▸ **Directive**
Go through the listing below and gather every line with the word "grid".

>>

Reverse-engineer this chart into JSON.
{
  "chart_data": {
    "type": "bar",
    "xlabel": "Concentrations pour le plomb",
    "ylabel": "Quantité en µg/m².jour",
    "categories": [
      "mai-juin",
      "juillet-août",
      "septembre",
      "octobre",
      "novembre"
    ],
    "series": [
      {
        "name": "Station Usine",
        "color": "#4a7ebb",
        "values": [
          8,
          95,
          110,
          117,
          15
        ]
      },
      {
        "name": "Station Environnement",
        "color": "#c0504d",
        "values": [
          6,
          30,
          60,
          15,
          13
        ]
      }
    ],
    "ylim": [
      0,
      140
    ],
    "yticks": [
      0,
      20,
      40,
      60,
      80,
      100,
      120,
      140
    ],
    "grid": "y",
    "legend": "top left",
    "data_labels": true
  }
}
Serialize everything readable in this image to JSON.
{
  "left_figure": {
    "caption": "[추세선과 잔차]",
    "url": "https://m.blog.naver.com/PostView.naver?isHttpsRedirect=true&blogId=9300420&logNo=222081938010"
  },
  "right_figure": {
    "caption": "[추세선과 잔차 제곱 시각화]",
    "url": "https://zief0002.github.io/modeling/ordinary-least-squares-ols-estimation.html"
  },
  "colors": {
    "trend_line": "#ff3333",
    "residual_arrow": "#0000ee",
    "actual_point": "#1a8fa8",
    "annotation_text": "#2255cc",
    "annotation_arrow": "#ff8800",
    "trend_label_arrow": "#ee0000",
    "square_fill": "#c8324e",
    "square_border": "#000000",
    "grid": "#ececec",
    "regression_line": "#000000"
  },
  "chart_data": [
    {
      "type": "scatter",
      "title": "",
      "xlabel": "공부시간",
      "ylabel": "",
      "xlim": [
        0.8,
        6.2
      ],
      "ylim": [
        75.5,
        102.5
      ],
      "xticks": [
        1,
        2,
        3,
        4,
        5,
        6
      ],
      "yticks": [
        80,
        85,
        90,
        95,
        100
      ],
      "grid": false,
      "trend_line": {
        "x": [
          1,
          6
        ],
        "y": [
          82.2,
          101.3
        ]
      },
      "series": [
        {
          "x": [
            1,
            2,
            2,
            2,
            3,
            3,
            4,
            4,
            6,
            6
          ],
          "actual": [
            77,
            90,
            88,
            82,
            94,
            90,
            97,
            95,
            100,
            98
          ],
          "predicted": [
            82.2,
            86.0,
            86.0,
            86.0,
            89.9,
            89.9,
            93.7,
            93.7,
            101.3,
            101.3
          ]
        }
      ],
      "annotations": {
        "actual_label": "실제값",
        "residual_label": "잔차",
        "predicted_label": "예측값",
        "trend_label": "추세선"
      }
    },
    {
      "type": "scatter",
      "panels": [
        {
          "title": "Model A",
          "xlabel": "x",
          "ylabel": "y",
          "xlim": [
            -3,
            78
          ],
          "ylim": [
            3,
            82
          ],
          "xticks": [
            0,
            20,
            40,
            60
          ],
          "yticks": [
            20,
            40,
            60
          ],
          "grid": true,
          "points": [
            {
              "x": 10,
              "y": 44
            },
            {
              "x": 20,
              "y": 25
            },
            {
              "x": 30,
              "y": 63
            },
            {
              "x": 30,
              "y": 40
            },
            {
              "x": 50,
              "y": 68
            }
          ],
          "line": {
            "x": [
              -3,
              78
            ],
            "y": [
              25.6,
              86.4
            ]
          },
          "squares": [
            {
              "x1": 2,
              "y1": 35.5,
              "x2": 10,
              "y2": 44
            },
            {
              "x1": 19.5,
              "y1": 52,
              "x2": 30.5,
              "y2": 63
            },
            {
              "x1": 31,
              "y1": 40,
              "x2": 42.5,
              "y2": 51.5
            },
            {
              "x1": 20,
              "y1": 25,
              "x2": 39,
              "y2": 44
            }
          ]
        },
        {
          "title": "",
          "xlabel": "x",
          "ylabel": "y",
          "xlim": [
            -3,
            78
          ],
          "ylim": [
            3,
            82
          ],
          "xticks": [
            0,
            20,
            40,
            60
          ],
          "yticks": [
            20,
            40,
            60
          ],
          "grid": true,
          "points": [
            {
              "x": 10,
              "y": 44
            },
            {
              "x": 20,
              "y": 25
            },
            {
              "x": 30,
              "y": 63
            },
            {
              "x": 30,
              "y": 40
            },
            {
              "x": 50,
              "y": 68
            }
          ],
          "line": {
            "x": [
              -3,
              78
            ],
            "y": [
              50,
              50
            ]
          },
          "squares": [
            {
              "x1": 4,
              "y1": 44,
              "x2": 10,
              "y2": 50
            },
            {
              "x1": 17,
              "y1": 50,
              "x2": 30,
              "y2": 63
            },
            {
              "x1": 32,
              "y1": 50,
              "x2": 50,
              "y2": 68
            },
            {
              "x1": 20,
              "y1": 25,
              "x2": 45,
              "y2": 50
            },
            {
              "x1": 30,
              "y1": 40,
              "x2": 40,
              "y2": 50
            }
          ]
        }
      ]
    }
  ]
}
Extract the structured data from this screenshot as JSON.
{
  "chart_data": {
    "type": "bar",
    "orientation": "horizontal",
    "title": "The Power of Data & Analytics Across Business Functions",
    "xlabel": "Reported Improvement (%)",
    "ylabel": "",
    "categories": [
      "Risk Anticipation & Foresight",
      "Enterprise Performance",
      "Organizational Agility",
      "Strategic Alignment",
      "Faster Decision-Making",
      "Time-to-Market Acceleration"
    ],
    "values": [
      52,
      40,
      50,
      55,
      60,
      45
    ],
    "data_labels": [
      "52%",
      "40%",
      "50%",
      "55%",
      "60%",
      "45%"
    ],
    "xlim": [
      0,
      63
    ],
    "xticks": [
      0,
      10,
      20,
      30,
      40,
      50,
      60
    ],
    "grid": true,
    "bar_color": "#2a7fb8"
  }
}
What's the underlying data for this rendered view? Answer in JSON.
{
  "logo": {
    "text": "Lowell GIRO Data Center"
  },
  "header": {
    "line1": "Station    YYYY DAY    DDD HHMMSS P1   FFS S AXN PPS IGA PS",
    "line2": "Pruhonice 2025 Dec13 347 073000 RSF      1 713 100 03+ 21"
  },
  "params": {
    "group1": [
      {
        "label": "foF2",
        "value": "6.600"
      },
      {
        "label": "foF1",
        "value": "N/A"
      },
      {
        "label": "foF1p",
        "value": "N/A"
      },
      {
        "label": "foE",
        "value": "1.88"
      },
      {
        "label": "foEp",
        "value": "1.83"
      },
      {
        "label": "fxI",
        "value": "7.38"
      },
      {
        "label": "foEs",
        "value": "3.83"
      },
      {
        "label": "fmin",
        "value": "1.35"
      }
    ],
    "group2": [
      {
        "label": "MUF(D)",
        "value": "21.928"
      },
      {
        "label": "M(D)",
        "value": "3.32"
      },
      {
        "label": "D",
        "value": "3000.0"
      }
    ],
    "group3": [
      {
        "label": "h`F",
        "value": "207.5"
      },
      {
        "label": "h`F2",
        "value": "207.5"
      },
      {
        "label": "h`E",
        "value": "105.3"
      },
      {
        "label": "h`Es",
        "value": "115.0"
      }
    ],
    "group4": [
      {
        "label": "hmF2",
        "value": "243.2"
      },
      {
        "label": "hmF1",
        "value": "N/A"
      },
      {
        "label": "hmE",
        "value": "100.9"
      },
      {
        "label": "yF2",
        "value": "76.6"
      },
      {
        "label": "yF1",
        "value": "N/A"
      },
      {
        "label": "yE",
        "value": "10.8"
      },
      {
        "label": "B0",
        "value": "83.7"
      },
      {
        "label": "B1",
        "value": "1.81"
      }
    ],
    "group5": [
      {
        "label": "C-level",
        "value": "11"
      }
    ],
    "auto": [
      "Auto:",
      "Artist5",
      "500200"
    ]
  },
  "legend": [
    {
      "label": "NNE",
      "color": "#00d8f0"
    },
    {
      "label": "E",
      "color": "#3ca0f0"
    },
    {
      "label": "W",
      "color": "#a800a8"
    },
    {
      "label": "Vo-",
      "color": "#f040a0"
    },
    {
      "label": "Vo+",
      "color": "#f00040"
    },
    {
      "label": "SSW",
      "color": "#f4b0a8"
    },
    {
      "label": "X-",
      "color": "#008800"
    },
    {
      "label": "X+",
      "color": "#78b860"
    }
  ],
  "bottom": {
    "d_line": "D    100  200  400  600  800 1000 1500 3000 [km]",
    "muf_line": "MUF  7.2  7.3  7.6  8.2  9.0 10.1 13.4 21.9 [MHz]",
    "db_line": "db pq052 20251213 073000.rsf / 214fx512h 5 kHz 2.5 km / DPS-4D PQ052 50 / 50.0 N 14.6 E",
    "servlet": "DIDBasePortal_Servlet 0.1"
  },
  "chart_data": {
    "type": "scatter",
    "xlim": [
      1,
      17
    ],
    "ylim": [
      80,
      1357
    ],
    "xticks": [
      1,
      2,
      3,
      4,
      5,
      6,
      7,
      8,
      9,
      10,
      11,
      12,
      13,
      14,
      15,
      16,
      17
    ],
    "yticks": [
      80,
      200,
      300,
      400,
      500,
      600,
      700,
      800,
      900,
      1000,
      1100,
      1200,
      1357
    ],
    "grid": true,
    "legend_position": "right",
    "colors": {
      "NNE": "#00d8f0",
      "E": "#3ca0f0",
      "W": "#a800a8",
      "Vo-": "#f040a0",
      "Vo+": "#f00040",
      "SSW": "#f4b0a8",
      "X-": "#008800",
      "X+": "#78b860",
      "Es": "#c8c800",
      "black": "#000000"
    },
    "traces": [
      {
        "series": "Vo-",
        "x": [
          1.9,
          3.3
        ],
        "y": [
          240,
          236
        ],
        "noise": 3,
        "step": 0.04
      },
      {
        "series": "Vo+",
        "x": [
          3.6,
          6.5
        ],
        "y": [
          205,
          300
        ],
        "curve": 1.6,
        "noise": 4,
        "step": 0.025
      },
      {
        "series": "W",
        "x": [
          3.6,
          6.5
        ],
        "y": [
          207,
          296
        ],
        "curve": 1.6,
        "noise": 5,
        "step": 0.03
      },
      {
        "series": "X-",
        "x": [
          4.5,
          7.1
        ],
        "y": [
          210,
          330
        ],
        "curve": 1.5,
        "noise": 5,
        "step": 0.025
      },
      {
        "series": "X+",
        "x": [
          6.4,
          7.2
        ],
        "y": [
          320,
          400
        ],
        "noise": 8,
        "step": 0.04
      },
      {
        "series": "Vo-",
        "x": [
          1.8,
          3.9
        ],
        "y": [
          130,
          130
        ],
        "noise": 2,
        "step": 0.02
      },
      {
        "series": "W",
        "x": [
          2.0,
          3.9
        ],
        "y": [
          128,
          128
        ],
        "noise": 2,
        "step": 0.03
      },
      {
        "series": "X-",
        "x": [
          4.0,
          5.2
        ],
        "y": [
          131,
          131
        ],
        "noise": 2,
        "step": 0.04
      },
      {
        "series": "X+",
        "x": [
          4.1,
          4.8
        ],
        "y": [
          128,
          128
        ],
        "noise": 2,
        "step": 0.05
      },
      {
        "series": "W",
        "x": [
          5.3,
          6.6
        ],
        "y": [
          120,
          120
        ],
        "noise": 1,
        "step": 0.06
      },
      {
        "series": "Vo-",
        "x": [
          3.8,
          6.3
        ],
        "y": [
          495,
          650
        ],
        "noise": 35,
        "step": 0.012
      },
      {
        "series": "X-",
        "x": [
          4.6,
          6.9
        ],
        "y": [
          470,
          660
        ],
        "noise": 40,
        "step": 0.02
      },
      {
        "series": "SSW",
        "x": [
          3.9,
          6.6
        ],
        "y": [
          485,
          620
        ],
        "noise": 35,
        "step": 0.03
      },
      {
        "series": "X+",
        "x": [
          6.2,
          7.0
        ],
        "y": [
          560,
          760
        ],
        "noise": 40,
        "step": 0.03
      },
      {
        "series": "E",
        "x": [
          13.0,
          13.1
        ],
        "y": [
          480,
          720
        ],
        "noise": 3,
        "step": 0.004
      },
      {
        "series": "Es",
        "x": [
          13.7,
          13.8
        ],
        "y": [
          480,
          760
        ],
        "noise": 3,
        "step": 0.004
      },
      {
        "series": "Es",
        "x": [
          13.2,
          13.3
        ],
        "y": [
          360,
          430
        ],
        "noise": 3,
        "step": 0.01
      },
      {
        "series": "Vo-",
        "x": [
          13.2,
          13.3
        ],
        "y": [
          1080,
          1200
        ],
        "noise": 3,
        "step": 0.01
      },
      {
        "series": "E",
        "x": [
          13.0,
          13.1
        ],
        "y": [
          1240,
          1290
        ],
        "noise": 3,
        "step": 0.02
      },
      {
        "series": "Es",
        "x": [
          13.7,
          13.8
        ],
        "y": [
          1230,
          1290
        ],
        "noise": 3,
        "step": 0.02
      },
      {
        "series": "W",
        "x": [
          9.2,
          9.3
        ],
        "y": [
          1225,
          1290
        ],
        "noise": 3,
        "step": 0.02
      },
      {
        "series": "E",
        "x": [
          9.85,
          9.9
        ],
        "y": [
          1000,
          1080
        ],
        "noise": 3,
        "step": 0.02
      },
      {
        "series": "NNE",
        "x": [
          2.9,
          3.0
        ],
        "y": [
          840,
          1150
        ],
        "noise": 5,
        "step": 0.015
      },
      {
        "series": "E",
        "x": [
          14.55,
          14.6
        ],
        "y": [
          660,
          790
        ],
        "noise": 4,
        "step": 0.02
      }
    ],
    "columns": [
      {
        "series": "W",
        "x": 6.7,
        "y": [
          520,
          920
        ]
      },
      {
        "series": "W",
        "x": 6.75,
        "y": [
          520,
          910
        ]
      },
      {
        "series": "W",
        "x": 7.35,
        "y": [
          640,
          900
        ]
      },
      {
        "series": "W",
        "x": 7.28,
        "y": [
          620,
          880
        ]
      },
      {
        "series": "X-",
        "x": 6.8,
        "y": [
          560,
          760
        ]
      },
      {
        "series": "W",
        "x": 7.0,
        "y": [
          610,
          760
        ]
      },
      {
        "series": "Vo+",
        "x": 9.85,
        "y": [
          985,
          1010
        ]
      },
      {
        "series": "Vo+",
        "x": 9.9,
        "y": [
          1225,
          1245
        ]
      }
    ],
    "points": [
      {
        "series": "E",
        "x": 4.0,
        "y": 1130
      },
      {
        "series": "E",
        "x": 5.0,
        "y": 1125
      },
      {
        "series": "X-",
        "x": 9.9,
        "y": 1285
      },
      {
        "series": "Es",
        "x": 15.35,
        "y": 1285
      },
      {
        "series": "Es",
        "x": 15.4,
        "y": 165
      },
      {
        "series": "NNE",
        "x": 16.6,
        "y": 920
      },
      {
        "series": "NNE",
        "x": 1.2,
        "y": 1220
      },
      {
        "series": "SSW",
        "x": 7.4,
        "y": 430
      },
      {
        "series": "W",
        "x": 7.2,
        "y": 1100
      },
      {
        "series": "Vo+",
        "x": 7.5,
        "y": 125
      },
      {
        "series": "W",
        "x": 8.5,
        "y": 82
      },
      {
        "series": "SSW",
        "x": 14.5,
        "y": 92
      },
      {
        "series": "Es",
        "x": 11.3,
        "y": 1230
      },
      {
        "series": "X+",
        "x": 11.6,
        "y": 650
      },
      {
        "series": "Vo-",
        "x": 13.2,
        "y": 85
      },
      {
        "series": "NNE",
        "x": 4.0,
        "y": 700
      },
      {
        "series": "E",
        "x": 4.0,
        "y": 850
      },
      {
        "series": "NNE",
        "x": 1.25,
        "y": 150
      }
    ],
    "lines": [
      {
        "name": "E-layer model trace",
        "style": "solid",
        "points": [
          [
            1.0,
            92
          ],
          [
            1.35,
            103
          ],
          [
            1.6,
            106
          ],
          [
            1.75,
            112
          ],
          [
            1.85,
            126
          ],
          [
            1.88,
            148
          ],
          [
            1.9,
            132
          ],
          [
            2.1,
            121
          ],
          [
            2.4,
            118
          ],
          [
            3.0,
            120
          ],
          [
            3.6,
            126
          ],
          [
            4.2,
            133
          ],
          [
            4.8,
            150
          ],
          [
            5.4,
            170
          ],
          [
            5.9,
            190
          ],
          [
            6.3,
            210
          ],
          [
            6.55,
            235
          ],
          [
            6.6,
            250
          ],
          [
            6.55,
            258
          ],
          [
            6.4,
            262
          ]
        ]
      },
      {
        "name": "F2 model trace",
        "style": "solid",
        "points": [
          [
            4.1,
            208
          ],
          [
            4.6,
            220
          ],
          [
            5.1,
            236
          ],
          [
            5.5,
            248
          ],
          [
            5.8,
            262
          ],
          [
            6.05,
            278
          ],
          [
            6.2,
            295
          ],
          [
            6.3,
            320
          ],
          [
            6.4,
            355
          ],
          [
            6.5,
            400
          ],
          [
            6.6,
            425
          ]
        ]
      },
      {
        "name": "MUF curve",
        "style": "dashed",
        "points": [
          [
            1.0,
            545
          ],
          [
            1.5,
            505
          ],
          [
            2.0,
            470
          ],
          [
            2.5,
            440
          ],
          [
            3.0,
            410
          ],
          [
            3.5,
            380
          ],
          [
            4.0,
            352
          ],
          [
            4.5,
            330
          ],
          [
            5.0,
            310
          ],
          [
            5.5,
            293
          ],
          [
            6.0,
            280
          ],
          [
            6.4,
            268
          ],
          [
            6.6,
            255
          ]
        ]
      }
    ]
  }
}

<<

▸ **Exercise output**
    "grid": "y",
    "grid": "#ececec",
      "grid": false,
          "grid": true,
          "grid": true,
    "grid": true,
    "grid": true,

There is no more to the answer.